**Aim:**
Filter the lines below, copying only those with the string "discriminar".

— Start Supplied records —

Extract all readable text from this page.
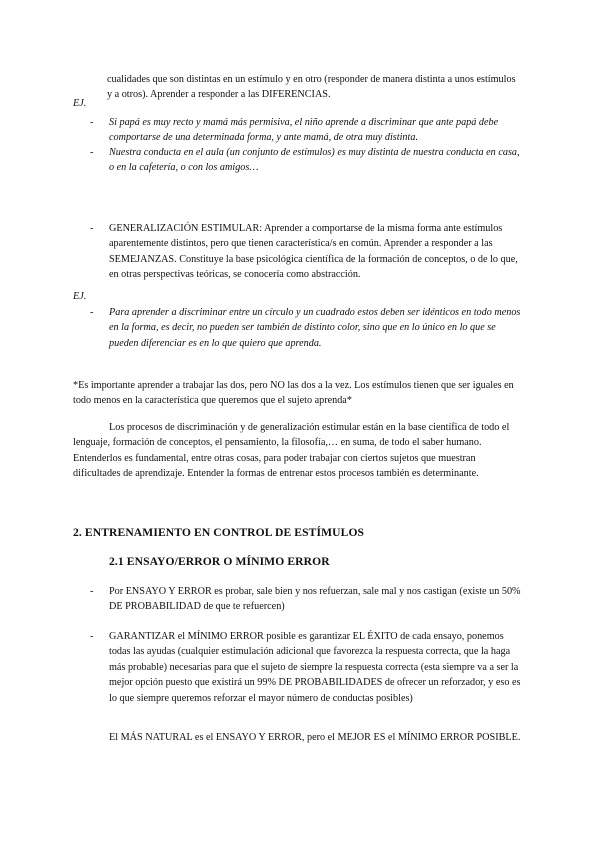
cualidades que son distintas en un estímulo y en otro (responder de manera distinta a unos estímulos y a otros). Aprender a responder a las DIFERENCIAS.

EJ.
- Si papá es muy recto y mamá más permisiva, el niño aprende a discriminar que ante papá debe comportarse de una determinada forma, y ante mamá, de otra muy distinta.

- Nuestra conducta en el aula (un conjunto de estímulos) es muy distinta de nuestra conducta en casa, o en la cafetería, o con los amigos…

- GENERALIZACIÓN ESTIMULAR: Aprender a comportarse de la misma forma ante estímulos aparentemente distintos, pero que tienen característica/s en común. Aprender a responder a las SEMEJANZAS. Constituye la base psicológica científica de la formación de conceptos, o de lo que, en otras perspectivas teóricas, se conocería como abstracción.

EJ.
- Para aprender a discriminar entre un círculo y un cuadrado estos deben ser idénticos en todo menos en la forma, es decir, no pueden ser también de distinto color, sino que en lo único en lo que se pueden diferenciar es en lo que quiero que aprenda.

*Es importante aprender a trabajar las dos, pero NO las dos a la vez. Los estímulos tienen que ser iguales en todo menos en la característica que queremos que el sujeto aprenda*

Los procesos de discriminación y de generalización estimular están en la base científica de todo el lenguaje, formación de conceptos, el pensamiento, la filosofía,… en suma, de todo el saber humano. Entenderlos es fundamental, entre otras cosas, para poder trabajar con ciertos sujetos que muestran dificultades de aprendizaje. Entender la formas de entrenar estos procesos también es determinante.

2. ENTRENAMIENTO EN CONTROL DE ESTÍMULOS
2.1 ENSAYO/ERROR O MÍNIMO ERROR
- Por ENSAYO Y ERROR es probar, sale bien y nos refuerzan, sale mal y nos castigan (existe un 50% DE PROBABILIDAD de que te refuercen)

- GARANTIZAR el MÍNIMO ERROR posible es garantizar EL ÉXITO de cada ensayo, ponemos todas las ayudas (cualquier estimulación adicional que favorezca la respuesta correcta, que la haga más probable) necesarias para que el sujeto de siempre la respuesta correcta (esta siempre va a ser la mejor opción puesto que existirá un 99% DE PROBABILIDADES de ofrecer un reforzador, y eso es lo que siempre queremos reforzar el mayor número de conductas posibles)

El MÁS NATURAL es el ENSAYO Y ERROR, pero el MEJOR ES el MÍNIMO ERROR POSIBLE.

— End Supplied records —

**Solution below:**
- Si papá es muy recto y mamá más permisiva, el niño aprende a discriminar que ante papá debe comportarse de una determinada forma, y ante mamá, de otra muy distinta.
- Para aprender a discriminar entre un círculo y un cuadrado estos deben ser idénticos en todo menos en la forma, es decir, no pueden ser también de distinto color, sino que en lo único en lo que se pueden diferenciar es en lo que quiero que aprenda.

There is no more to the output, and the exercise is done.